Quote, without change, all of the lines that follow.
## START WORKING DATA
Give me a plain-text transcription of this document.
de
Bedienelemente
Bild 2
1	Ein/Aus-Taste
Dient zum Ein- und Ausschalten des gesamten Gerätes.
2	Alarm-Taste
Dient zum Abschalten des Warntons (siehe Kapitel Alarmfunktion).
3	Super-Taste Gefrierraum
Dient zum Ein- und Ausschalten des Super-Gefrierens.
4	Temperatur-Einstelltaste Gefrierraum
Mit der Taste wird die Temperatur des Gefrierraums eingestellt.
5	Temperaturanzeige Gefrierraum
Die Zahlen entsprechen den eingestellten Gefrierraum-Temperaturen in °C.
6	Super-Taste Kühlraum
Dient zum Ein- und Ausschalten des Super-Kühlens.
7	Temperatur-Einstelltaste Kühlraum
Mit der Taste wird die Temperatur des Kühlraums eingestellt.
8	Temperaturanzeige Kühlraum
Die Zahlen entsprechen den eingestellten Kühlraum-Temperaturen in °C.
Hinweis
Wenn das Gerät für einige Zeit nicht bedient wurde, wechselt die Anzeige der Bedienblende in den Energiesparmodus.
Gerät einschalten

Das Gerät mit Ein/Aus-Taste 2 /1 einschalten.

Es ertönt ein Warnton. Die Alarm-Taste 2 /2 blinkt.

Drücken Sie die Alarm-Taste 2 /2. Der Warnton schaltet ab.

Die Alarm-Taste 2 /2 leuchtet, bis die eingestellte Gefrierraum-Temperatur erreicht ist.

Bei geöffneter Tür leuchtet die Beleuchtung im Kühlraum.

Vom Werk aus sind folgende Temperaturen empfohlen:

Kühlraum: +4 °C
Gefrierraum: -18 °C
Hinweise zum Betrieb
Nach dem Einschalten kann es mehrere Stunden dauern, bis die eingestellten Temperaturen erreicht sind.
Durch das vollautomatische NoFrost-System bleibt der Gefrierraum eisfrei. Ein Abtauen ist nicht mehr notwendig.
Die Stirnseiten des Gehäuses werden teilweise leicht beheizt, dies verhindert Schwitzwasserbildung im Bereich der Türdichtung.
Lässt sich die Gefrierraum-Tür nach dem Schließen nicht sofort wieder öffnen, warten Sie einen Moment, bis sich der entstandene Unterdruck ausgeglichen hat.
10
## END WORKING DATA
RESULT:
Give me a plain-text transcription of this document.
de
Bedienelemente
Bild 2
1	Ein/Aus-Taste
Dient zum Ein- und Ausschalten des gesamten Gerätes.
2	Alarm-Taste
Dient zum Abschalten des Warntons (siehe Kapitel Alarmfunktion).
3	Super-Taste Gefrierraum
Dient zum Ein- und Ausschalten des Super-Gefrierens.
4	Temperatur-Einstelltaste Gefrierraum
Mit der Taste wird die Temperatur des Gefrierraums eingestellt.
5	Temperaturanzeige Gefrierraum
Die Zahlen entsprechen den eingestellten Gefrierraum-Temperaturen in °C.
6	Super-Taste Kühlraum
Dient zum Ein- und Ausschalten des Super-Kühlens.
7	Temperatur-Einstelltaste Kühlraum
Mit der Taste wird die Temperatur des Kühlraums eingestellt.
8	Temperaturanzeige Kühlraum
Die Zahlen entsprechen den eingestellten Kühlraum-Temperaturen in °C.
Hinweis
Wenn das Gerät für einige Zeit nicht bedient wurde, wechselt die Anzeige der Bedienblende in den Energiesparmodus.
Gerät einschalten

Das Gerät mit Ein/Aus-Taste 2 /1 einschalten.

Es ertönt ein Warnton. Die Alarm-Taste 2 /2 blinkt.

Drücken Sie die Alarm-Taste 2 /2. Der Warnton schaltet ab.

Die Alarm-Taste 2 /2 leuchtet, bis die eingestellte Gefrierraum-Temperatur erreicht ist.

Bei geöffneter Tür leuchtet die Beleuchtung im Kühlraum.

Vom Werk aus sind folgende Temperaturen empfohlen:

Kühlraum: +4 °C
Gefrierraum: -18 °C
Hinweise zum Betrieb
Nach dem Einschalten kann es mehrere Stunden dauern, bis die eingestellten Temperaturen erreicht sind.
Durch das vollautomatische NoFrost-System bleibt der Gefrierraum eisfrei. Ein Abtauen ist nicht mehr notwendig.
Die Stirnseiten des Gehäuses werden teilweise leicht beheizt, dies verhindert Schwitzwasserbildung im Bereich der Türdichtung.
Lässt sich die Gefrierraum-Tür nach dem Schließen nicht sofort wieder öffnen, warten Sie einen Moment, bis sich der entstandene Unterdruck ausgeglichen hat.
10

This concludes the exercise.